## Provided entries:
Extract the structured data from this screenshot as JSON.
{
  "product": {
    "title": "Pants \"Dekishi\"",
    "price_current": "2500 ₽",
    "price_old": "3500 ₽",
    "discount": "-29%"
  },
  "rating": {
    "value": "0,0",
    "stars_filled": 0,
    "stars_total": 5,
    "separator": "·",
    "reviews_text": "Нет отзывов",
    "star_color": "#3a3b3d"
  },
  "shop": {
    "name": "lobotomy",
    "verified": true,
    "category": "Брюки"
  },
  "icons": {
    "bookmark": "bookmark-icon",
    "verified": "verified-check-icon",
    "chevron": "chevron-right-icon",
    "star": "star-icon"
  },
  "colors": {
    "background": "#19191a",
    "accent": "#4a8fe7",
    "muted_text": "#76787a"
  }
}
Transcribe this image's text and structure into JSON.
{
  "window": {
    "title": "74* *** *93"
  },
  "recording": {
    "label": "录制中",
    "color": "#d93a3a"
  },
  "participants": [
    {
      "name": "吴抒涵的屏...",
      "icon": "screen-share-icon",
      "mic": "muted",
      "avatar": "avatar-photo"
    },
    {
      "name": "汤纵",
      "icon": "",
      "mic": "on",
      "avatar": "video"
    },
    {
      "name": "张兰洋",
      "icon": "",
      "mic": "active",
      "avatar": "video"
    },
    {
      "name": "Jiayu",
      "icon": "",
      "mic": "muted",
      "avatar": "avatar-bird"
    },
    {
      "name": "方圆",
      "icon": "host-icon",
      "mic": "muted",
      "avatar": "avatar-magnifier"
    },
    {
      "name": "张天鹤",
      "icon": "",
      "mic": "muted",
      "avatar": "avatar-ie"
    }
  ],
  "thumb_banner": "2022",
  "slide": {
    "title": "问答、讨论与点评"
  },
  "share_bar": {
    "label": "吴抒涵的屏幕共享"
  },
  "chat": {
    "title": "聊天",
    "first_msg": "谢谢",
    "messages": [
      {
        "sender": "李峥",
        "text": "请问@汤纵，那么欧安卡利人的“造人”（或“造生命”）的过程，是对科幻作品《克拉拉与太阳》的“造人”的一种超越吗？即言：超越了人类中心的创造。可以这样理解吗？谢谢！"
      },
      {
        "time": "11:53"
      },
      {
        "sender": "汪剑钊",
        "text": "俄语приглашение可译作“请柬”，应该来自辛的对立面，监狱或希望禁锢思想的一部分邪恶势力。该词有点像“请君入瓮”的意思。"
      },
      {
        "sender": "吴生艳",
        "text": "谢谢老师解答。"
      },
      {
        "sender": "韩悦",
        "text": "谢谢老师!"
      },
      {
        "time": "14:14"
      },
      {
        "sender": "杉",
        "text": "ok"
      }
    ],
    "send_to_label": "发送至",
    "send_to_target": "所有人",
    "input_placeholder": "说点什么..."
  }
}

## Problem to solve:
Please restate the records in full, word for word.

## Output for this task:
Extract the structured data from this screenshot as JSON.
{
  "product": {
    "title": "Pants \"Dekishi\"",
    "price_current": "2500 ₽",
    "price_old": "3500 ₽",
    "discount": "-29%"
  },
  "rating": {
    "value": "0,0",
    "stars_filled": 0,
    "stars_total": 5,
    "separator": "·",
    "reviews_text": "Нет отзывов",
    "star_color": "#3a3b3d"
  },
  "shop": {
    "name": "lobotomy",
    "verified": true,
    "category": "Брюки"
  },
  "icons": {
    "bookmark": "bookmark-icon",
    "verified": "verified-check-icon",
    "chevron": "chevron-right-icon",
    "star": "star-icon"
  },
  "colors": {
    "background": "#19191a",
    "accent": "#4a8fe7",
    "muted_text": "#76787a"
  }
}
Transcribe this image's text and structure into JSON.
{
  "window": {
    "title": "74* *** *93"
  },
  "recording": {
    "label": "录制中",
    "color": "#d93a3a"
  },
  "participants": [
    {
      "name": "吴抒涵的屏...",
      "icon": "screen-share-icon",
      "mic": "muted",
      "avatar": "avatar-photo"
    },
    {
      "name": "汤纵",
      "icon": "",
      "mic": "on",
      "avatar": "video"
    },
    {
      "name": "张兰洋",
      "icon": "",
      "mic": "active",
      "avatar": "video"
    },
    {
      "name": "Jiayu",
      "icon": "",
      "mic": "muted",
      "avatar": "avatar-bird"
    },
    {
      "name": "方圆",
      "icon": "host-icon",
      "mic": "muted",
      "avatar": "avatar-magnifier"
    },
    {
      "name": "张天鹤",
      "icon": "",
      "mic": "muted",
      "avatar": "avatar-ie"
    }
  ],
  "thumb_banner": "2022",
  "slide": {
    "title": "问答、讨论与点评"
  },
  "share_bar": {
    "label": "吴抒涵的屏幕共享"
  },
  "chat": {
    "title": "聊天",
    "first_msg": "谢谢",
    "messages": [
      {
        "sender": "李峥",
        "text": "请问@汤纵，那么欧安卡利人的“造人”（或“造生命”）的过程，是对科幻作品《克拉拉与太阳》的“造人”的一种超越吗？即言：超越了人类中心的创造。可以这样理解吗？谢谢！"
      },
      {
        "time": "11:53"
      },
      {
        "sender": "汪剑钊",
        "text": "俄语приглашение可译作“请柬”，应该来自辛的对立面，监狱或希望禁锢思想的一部分邪恶势力。该词有点像“请君入瓮”的意思。"
      },
      {
        "sender": "吴生艳",
        "text": "谢谢老师解答。"
      },
      {
        "sender": "韩悦",
        "text": "谢谢老师!"
      },
      {
        "time": "14:14"
      },
      {
        "sender": "杉",
        "text": "ok"
      }
    ],
    "send_to_label": "发送至",
    "send_to_target": "所有人",
    "input_placeholder": "说点什么..."
  }
}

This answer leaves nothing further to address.